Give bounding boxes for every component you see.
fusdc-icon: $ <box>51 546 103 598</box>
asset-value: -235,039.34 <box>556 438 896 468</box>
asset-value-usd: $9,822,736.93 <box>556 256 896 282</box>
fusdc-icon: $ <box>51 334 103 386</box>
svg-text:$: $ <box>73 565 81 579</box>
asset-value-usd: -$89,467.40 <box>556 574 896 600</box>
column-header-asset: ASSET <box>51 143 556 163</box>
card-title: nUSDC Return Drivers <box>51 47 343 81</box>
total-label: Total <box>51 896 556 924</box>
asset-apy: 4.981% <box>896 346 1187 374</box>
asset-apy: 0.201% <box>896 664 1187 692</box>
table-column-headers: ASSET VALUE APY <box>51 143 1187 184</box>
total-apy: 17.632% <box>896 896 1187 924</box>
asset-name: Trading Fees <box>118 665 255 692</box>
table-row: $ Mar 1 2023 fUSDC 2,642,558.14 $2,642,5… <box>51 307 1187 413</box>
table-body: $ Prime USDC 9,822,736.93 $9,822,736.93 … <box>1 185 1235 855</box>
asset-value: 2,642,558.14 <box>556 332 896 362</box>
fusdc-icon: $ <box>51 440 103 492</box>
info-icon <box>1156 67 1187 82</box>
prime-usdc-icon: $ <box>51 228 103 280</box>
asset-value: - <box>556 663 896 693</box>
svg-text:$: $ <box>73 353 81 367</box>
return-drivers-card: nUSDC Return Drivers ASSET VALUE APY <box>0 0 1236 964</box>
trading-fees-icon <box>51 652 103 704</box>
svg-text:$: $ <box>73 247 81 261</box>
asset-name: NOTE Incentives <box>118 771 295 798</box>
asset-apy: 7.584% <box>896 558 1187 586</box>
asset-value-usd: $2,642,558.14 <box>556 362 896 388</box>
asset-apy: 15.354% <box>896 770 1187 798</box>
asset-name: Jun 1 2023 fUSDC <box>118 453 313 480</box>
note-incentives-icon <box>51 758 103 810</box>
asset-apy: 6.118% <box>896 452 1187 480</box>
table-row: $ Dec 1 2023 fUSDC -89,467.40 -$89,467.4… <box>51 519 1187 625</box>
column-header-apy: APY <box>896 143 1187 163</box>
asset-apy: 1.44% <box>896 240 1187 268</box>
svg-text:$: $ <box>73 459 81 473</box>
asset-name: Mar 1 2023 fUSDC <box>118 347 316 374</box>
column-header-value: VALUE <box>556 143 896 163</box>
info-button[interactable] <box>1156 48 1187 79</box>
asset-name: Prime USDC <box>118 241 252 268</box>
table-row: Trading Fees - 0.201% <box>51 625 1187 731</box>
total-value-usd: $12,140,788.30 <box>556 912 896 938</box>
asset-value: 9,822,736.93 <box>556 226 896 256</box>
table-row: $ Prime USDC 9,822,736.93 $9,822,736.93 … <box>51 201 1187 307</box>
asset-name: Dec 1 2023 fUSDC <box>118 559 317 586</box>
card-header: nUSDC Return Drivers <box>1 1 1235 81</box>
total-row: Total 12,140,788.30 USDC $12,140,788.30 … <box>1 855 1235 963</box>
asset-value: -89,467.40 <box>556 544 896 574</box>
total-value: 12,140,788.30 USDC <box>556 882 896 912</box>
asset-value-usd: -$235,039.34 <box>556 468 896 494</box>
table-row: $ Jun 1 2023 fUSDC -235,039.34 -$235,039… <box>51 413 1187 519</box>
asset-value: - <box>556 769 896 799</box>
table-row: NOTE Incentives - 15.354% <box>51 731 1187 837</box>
- - -
**Your instructions**
Return every line of the listing exactly, starting with its first line and ending with the line that contains "column-header-apy: APY <box>896", with both of those lines included.

**Solution**
Give bounding boxes for every component you see.
fusdc-icon: $ <box>51 546 103 598</box>
asset-value: -235,039.34 <box>556 438 896 468</box>
asset-value-usd: $9,822,736.93 <box>556 256 896 282</box>
fusdc-icon: $ <box>51 334 103 386</box>
svg-text:$: $ <box>73 565 81 579</box>
asset-value-usd: -$89,467.40 <box>556 574 896 600</box>
column-header-asset: ASSET <box>51 143 556 163</box>
card-title: nUSDC Return Drivers <box>51 47 343 81</box>
total-label: Total <box>51 896 556 924</box>
asset-apy: 4.981% <box>896 346 1187 374</box>
asset-apy: 0.201% <box>896 664 1187 692</box>
table-column-headers: ASSET VALUE APY <box>51 143 1187 184</box>
total-apy: 17.632% <box>896 896 1187 924</box>
asset-name: Trading Fees <box>118 665 255 692</box>
table-row: $ Mar 1 2023 fUSDC 2,642,558.14 $2,642,5… <box>51 307 1187 413</box>
table-body: $ Prime USDC 9,822,736.93 $9,822,736.93 … <box>1 185 1235 855</box>
asset-value: 2,642,558.14 <box>556 332 896 362</box>
fusdc-icon: $ <box>51 440 103 492</box>
info-icon <box>1156 67 1187 82</box>
prime-usdc-icon: $ <box>51 228 103 280</box>
asset-value: - <box>556 663 896 693</box>
svg-text:$: $ <box>73 353 81 367</box>
return-drivers-card: nUSDC Return Drivers ASSET VALUE APY <box>0 0 1236 964</box>
trading-fees-icon <box>51 652 103 704</box>
svg-text:$: $ <box>73 247 81 261</box>
asset-name: NOTE Incentives <box>118 771 295 798</box>
asset-apy: 7.584% <box>896 558 1187 586</box>
asset-value-usd: $2,642,558.14 <box>556 362 896 388</box>
asset-apy: 15.354% <box>896 770 1187 798</box>
asset-name: Jun 1 2023 fUSDC <box>118 453 313 480</box>
note-incentives-icon <box>51 758 103 810</box>
asset-apy: 6.118% <box>896 452 1187 480</box>
table-row: $ Dec 1 2023 fUSDC -89,467.40 -$89,467.4… <box>51 519 1187 625</box>
column-header-apy: APY <box>896 143 1187 163</box>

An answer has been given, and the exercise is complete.